## To be done
Transcribe the material below exactly as it appears.
··········
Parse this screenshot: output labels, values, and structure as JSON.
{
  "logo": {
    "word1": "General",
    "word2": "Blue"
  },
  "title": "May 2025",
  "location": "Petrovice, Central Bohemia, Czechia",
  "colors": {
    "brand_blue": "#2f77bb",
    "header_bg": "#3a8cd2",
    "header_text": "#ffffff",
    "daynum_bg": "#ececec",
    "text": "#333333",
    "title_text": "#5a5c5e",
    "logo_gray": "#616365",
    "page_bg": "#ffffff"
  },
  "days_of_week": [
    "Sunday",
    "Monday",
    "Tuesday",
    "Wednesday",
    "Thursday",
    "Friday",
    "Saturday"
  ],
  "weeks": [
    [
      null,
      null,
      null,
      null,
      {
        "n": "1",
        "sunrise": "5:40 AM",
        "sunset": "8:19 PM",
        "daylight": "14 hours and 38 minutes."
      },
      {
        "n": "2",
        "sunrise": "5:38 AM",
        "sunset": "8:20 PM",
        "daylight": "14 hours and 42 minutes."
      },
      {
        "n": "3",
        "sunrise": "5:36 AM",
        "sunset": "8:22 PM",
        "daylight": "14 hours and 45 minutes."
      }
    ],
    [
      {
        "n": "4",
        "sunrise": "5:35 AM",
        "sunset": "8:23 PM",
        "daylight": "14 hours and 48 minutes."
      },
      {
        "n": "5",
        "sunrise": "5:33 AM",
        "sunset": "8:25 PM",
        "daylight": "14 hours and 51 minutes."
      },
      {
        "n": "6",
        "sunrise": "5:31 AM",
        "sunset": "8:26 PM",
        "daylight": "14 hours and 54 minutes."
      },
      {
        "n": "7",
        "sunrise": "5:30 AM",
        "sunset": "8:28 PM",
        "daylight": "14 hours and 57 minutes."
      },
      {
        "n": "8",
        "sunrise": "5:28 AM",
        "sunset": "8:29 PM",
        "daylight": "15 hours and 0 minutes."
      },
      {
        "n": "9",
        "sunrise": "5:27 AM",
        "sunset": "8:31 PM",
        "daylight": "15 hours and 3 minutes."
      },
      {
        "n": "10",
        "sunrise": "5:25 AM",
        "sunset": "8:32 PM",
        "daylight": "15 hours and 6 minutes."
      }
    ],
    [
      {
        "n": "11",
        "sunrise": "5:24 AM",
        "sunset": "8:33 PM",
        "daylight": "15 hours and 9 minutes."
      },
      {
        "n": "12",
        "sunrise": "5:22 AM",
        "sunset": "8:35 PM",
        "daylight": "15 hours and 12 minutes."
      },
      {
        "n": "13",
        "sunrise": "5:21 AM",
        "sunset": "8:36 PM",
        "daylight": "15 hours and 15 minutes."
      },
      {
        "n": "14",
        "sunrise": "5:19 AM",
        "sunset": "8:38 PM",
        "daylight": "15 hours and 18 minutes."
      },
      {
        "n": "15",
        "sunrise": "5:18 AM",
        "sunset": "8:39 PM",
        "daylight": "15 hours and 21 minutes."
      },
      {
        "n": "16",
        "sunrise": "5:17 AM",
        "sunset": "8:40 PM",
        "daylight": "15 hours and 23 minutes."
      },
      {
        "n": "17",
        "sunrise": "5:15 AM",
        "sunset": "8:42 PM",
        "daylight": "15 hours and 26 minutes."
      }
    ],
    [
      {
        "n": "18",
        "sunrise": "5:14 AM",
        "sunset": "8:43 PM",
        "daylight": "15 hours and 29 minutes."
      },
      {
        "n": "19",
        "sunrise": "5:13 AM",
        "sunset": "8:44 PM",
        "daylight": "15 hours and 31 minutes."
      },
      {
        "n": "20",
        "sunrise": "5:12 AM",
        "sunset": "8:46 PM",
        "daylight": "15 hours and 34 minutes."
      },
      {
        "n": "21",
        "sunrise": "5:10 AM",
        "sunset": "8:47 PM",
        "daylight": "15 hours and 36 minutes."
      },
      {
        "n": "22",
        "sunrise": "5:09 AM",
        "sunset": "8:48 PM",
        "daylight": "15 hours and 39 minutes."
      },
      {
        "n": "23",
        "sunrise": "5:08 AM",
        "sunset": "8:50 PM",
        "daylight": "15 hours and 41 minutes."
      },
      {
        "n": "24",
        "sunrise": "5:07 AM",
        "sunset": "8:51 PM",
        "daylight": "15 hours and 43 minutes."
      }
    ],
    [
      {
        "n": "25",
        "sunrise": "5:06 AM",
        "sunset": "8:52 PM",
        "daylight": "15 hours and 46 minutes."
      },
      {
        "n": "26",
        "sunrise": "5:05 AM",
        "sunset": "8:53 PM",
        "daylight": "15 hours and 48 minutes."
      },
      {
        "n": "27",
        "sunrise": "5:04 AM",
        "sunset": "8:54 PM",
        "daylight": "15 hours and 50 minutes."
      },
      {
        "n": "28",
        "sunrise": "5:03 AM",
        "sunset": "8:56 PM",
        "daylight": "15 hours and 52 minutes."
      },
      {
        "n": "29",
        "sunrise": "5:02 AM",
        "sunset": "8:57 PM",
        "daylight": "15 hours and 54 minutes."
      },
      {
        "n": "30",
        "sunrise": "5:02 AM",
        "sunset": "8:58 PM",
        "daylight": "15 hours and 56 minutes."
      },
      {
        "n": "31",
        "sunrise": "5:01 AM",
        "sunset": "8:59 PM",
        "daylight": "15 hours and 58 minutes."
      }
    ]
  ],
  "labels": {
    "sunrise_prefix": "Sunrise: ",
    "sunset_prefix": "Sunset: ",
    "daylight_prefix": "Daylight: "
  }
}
··········
## Written answer
Parse this screenshot: output labels, values, and structure as JSON.
{
  "logo": {
    "word1": "General",
    "word2": "Blue"
  },
  "title": "May 2025",
  "location": "Petrovice, Central Bohemia, Czechia",
  "colors": {
    "brand_blue": "#2f77bb",
    "header_bg": "#3a8cd2",
    "header_text": "#ffffff",
    "daynum_bg": "#ececec",
    "text": "#333333",
    "title_text": "#5a5c5e",
    "logo_gray": "#616365",
    "page_bg": "#ffffff"
  },
  "days_of_week": [
    "Sunday",
    "Monday",
    "Tuesday",
    "Wednesday",
    "Thursday",
    "Friday",
    "Saturday"
  ],
  "weeks": [
    [
      null,
      null,
      null,
      null,
      {
        "n": "1",
        "sunrise": "5:40 AM",
        "sunset": "8:19 PM",
        "daylight": "14 hours and 38 minutes."
      },
      {
        "n": "2",
        "sunrise": "5:38 AM",
        "sunset": "8:20 PM",
        "daylight": "14 hours and 42 minutes."
      },
      {
        "n": "3",
        "sunrise": "5:36 AM",
        "sunset": "8:22 PM",
        "daylight": "14 hours and 45 minutes."
      }
    ],
    [
      {
        "n": "4",
        "sunrise": "5:35 AM",
        "sunset": "8:23 PM",
        "daylight": "14 hours and 48 minutes."
      },
      {
        "n": "5",
        "sunrise": "5:33 AM",
        "sunset": "8:25 PM",
        "daylight": "14 hours and 51 minutes."
      },
      {
        "n": "6",
        "sunrise": "5:31 AM",
        "sunset": "8:26 PM",
        "daylight": "14 hours and 54 minutes."
      },
      {
        "n": "7",
        "sunrise": "5:30 AM",
        "sunset": "8:28 PM",
        "daylight": "14 hours and 57 minutes."
      },
      {
        "n": "8",
        "sunrise": "5:28 AM",
        "sunset": "8:29 PM",
        "daylight": "15 hours and 0 minutes."
      },
      {
        "n": "9",
        "sunrise": "5:27 AM",
        "sunset": "8:31 PM",
        "daylight": "15 hours and 3 minutes."
      },
      {
        "n": "10",
        "sunrise": "5:25 AM",
        "sunset": "8:32 PM",
        "daylight": "15 hours and 6 minutes."
      }
    ],
    [
      {
        "n": "11",
        "sunrise": "5:24 AM",
        "sunset": "8:33 PM",
        "daylight": "15 hours and 9 minutes."
      },
      {
        "n": "12",
        "sunrise": "5:22 AM",
        "sunset": "8:35 PM",
        "daylight": "15 hours and 12 minutes."
      },
      {
        "n": "13",
        "sunrise": "5:21 AM",
        "sunset": "8:36 PM",
        "daylight": "15 hours and 15 minutes."
      },
      {
        "n": "14",
        "sunrise": "5:19 AM",
        "sunset": "8:38 PM",
        "daylight": "15 hours and 18 minutes."
      },
      {
        "n": "15",
        "sunrise": "5:18 AM",
        "sunset": "8:39 PM",
        "daylight": "15 hours and 21 minutes."
      },
      {
        "n": "16",
        "sunrise": "5:17 AM",
        "sunset": "8:40 PM",
        "daylight": "15 hours and 23 minutes."
      },
      {
        "n": "17",
        "sunrise": "5:15 AM",
        "sunset": "8:42 PM",
        "daylight": "15 hours and 26 minutes."
      }
    ],
    [
      {
        "n": "18",
        "sunrise": "5:14 AM",
        "sunset": "8:43 PM",
        "daylight": "15 hours and 29 minutes."
      },
      {
        "n": "19",
        "sunrise": "5:13 AM",
        "sunset": "8:44 PM",
        "daylight": "15 hours and 31 minutes."
      },
      {
        "n": "20",
        "sunrise": "5:12 AM",
        "sunset": "8:46 PM",
        "daylight": "15 hours and 34 minutes."
      },
      {
        "n": "21",
        "sunrise": "5:10 AM",
        "sunset": "8:47 PM",
        "daylight": "15 hours and 36 minutes."
      },
      {
        "n": "22",
        "sunrise": "5:09 AM",
        "sunset": "8:48 PM",
        "daylight": "15 hours and 39 minutes."
      },
      {
        "n": "23",
        "sunrise": "5:08 AM",
        "sunset": "8:50 PM",
        "daylight": "15 hours and 41 minutes."
      },
      {
        "n": "24",
        "sunrise": "5:07 AM",
        "sunset": "8:51 PM",
        "daylight": "15 hours and 43 minutes."
      }
    ],
    [
      {
        "n": "25",
        "sunrise": "5:06 AM",
        "sunset": "8:52 PM",
        "daylight": "15 hours and 46 minutes."
      },
      {
        "n": "26",
        "sunrise": "5:05 AM",
        "sunset": "8:53 PM",
        "daylight": "15 hours and 48 minutes."
      },
      {
        "n": "27",
        "sunrise": "5:04 AM",
        "sunset": "8:54 PM",
        "daylight": "15 hours and 50 minutes."
      },
      {
        "n": "28",
        "sunrise": "5:03 AM",
        "sunset": "8:56 PM",
        "daylight": "15 hours and 52 minutes."
      },
      {
        "n": "29",
        "sunrise": "5:02 AM",
        "sunset": "8:57 PM",
        "daylight": "15 hours and 54 minutes."
      },
      {
        "n": "30",
        "sunrise": "5:02 AM",
        "sunset": "8:58 PM",
        "daylight": "15 hours and 56 minutes."
      },
      {
        "n": "31",
        "sunrise": "5:01 AM",
        "sunset": "8:59 PM",
        "daylight": "15 hours and 58 minutes."
      }
    ]
  ],
  "labels": {
    "sunrise_prefix": "Sunrise: ",
    "sunset_prefix": "Sunset: ",
    "daylight_prefix": "Daylight: "
  }
}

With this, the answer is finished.